Problem requirements — Write out the data again exactly, skipping every picture.

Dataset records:
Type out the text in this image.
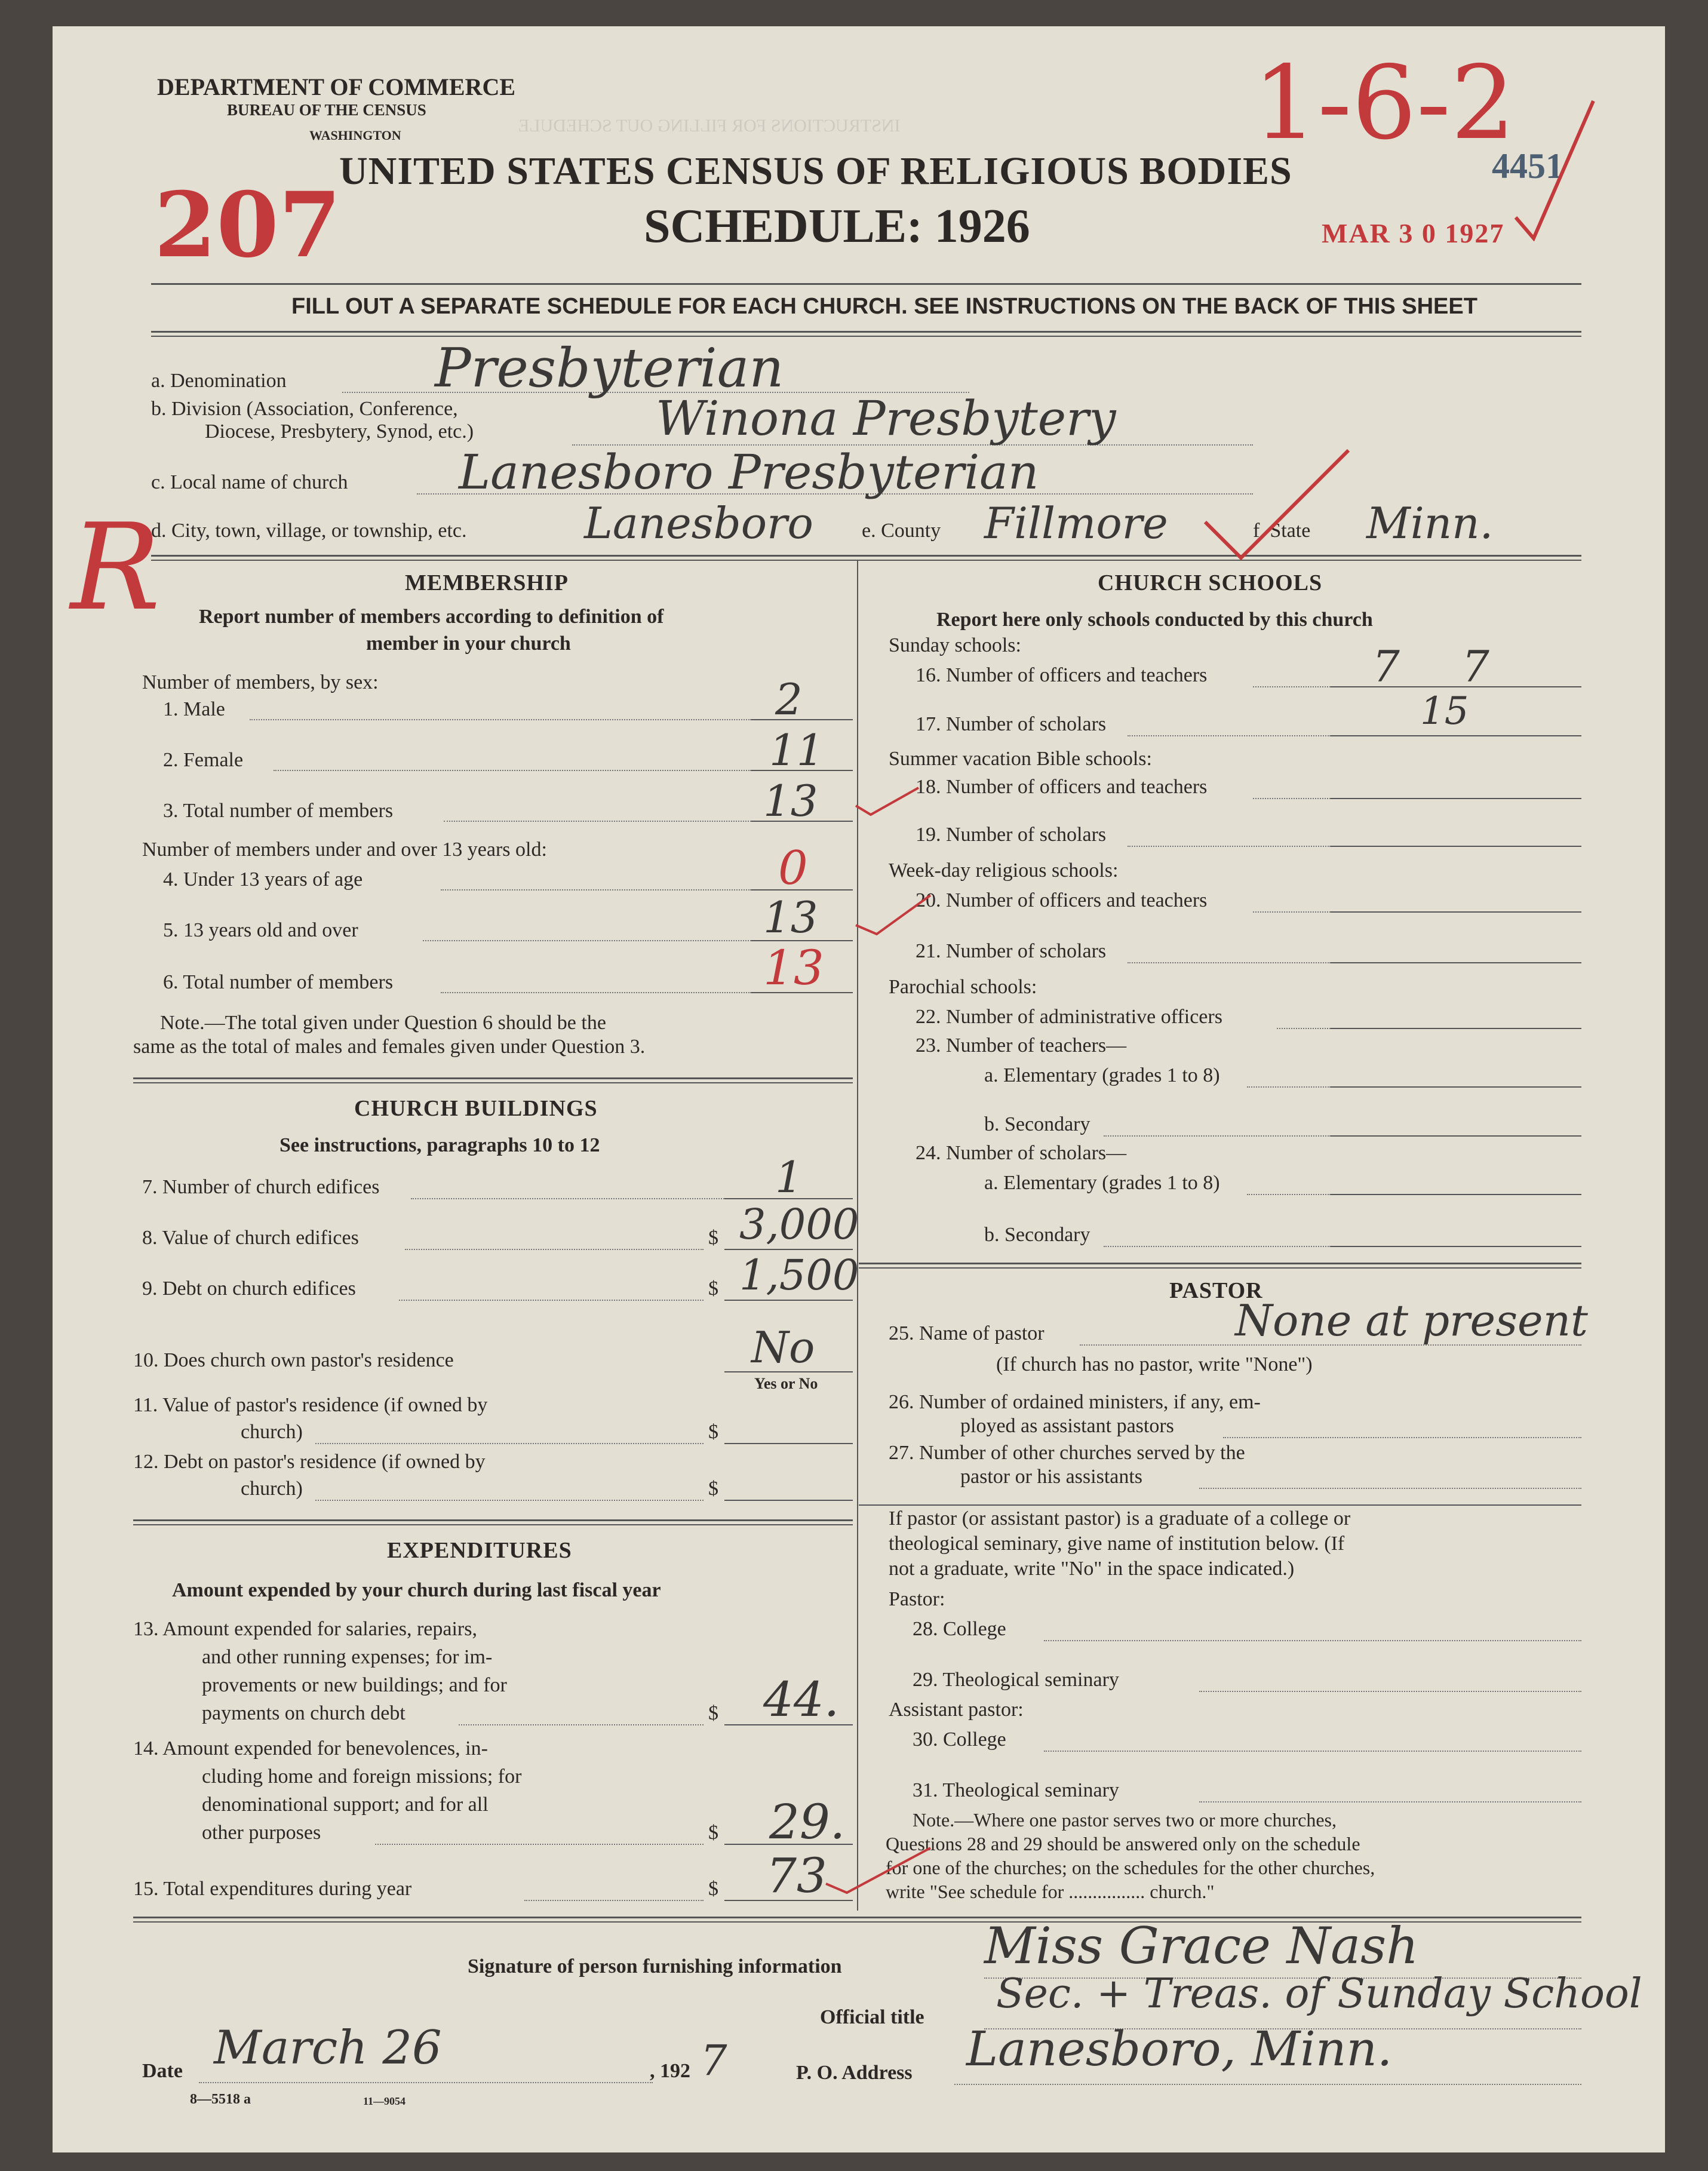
INSTRUCTIONS FOR FILLING OUT SCHEDULE
DEPARTMENT OF COMMERCE
BUREAU OF THE CENSUS
WASHINGTON
UNITED STATES CENSUS OF RELIGIOUS BODIES
SCHEDULE: 1926
4451
MAR 3 0 1927
1-6-2
207
R
FILL OUT A SEPARATE SCHEDULE FOR EACH CHURCH. SEE INSTRUCTIONS ON THE BACK OF THIS SHEET
a. Denomination	Presbyterian
b. Division (Association, Conference,
Diocese, Presbytery, Synod, etc.)	Winona Presbytery
c. Local name of church Lanesboro Presbyterian
d. City, town, village, or township, etc.	Lanesboro e. County Fillmore	f. State Minn.
MEMBERSHIP
Report number of members according to definition of
member in your church
Number of members, by sex:
1. Male	2
2. Female	11
3. Total number of members	13
Number of members under and over 13 years old:
4. Under 13 years of age	0
5. 13 years old and over	13
6. Total number of members	13
Note.—The total given under Question 6 should be the
same as the total of males and females given under Question 3.
CHURCH BUILDINGS
See instructions, paragraphs 10 to 12
7. Number of church edifices	1
8. Value of church edifices	$ 3,000
9. Debt on church edifices	$ 1,500
10. Does church own pastor's residence	No
Yes or No
11. Value of pastor's residence (if owned by
church)	$
12. Debt on pastor's residence (if owned by
church)	$
EXPENDITURES
Amount expended by your church during last fiscal year
13. Amount expended for salaries, repairs,
and other running expenses; for im-
provements or new buildings; and for
payments on church debt	$ 44.
14. Amount expended for benevolences, in-
cluding home and foreign missions; for
denominational support; and for all
other purposes	$ 29.
15. Total expenditures during year	$ 73
CHURCH SCHOOLS
Report here only schools conducted by this church
Sunday schools:
16. Number of officers and teachers	7 7
17. Number of scholars	15
Summer vacation Bible schools:
18. Number of officers and teachers
19. Number of scholars
Week-day religious schools:
20. Number of officers and teachers
21. Number of scholars
Parochial schools:
22. Number of administrative officers
23. Number of teachers—
a. Elementary (grades 1 to 8)
b. Secondary
24. Number of scholars—
a. Elementary (grades 1 to 8)
b. Secondary
PASTOR
25. Name of pastor	None at present
(If church has no pastor, write "None")
26. Number of ordained ministers, if any, em-
ployed as assistant pastors
27. Number of other churches served by the
pastor or his assistants
If pastor (or assistant pastor) is a graduate of a college or
theological seminary, give name of institution below. (If
not a graduate, write "No" in the space indicated.)
Pastor:
28. College
29. Theological seminary
Assistant pastor:
30. College
31. Theological seminary
Note.—Where one pastor serves two or more churches,
Questions 28 and 29 should be answered only on the schedule
for one of the churches; on the schedules for the other churches,
write "See schedule for ................ church."
Signature of person furnishing information	Miss Grace Nash
Official title Sec. + Treas. of Sunday School
Date March 26	, 192 7	P. O. Address Lanesboro, Minn.
8—5518 a	11—9054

Answer to the task —
Type out the text in this image.
INSTRUCTIONS FOR FILLING OUT SCHEDULE
DEPARTMENT OF COMMERCE
BUREAU OF THE CENSUS
WASHINGTON
UNITED STATES CENSUS OF RELIGIOUS BODIES
SCHEDULE: 1926
4451
MAR 3 0 1927
1-6-2
207
R
FILL OUT A SEPARATE SCHEDULE FOR EACH CHURCH. SEE INSTRUCTIONS ON THE BACK OF THIS SHEET
a. Denomination	Presbyterian
b. Division (Association, Conference,
Diocese, Presbytery, Synod, etc.)	Winona Presbytery
c. Local name of church Lanesboro Presbyterian
d. City, town, village, or township, etc.	Lanesboro e. County Fillmore	f. State Minn.
MEMBERSHIP
Report number of members according to definition of
member in your church
Number of members, by sex:
1. Male	2
2. Female	11
3. Total number of members	13
Number of members under and over 13 years old:
4. Under 13 years of age	0
5. 13 years old and over	13
6. Total number of members	13
Note.—The total given under Question 6 should be the
same as the total of males and females given under Question 3.
CHURCH BUILDINGS
See instructions, paragraphs 10 to 12
7. Number of church edifices	1
8. Value of church edifices	$ 3,000
9. Debt on church edifices	$ 1,500
10. Does church own pastor's residence	No
Yes or No
11. Value of pastor's residence (if owned by
church)	$
12. Debt on pastor's residence (if owned by
church)	$
EXPENDITURES
Amount expended by your church during last fiscal year
13. Amount expended for salaries, repairs,
and other running expenses; for im-
provements or new buildings; and for
payments on church debt	$ 44.
14. Amount expended for benevolences, in-
cluding home and foreign missions; for
denominational support; and for all
other purposes	$ 29.
15. Total expenditures during year	$ 73
CHURCH SCHOOLS
Report here only schools conducted by this church
Sunday schools:
16. Number of officers and teachers	7 7
17. Number of scholars	15
Summer vacation Bible schools:
18. Number of officers and teachers
19. Number of scholars
Week-day religious schools:
20. Number of officers and teachers
21. Number of scholars
Parochial schools:
22. Number of administrative officers
23. Number of teachers—
a. Elementary (grades 1 to 8)
b. Secondary
24. Number of scholars—
a. Elementary (grades 1 to 8)
b. Secondary
PASTOR
25. Name of pastor	None at present
(If church has no pastor, write "None")
26. Number of ordained ministers, if any, em-
ployed as assistant pastors
27. Number of other churches served by the
pastor or his assistants
If pastor (or assistant pastor) is a graduate of a college or
theological seminary, give name of institution below. (If
not a graduate, write "No" in the space indicated.)
Pastor:
28. College
29. Theological seminary
Assistant pastor:
30. College
31. Theological seminary
Note.—Where one pastor serves two or more churches,
Questions 28 and 29 should be answered only on the schedule
for one of the churches; on the schedules for the other churches,
write "See schedule for ................ church."
Signature of person furnishing information	Miss Grace Nash
Official title Sec. + Treas. of Sunday School
Date March 26	, 192 7	P. O. Address Lanesboro, Minn.
8—5518 a	11—9054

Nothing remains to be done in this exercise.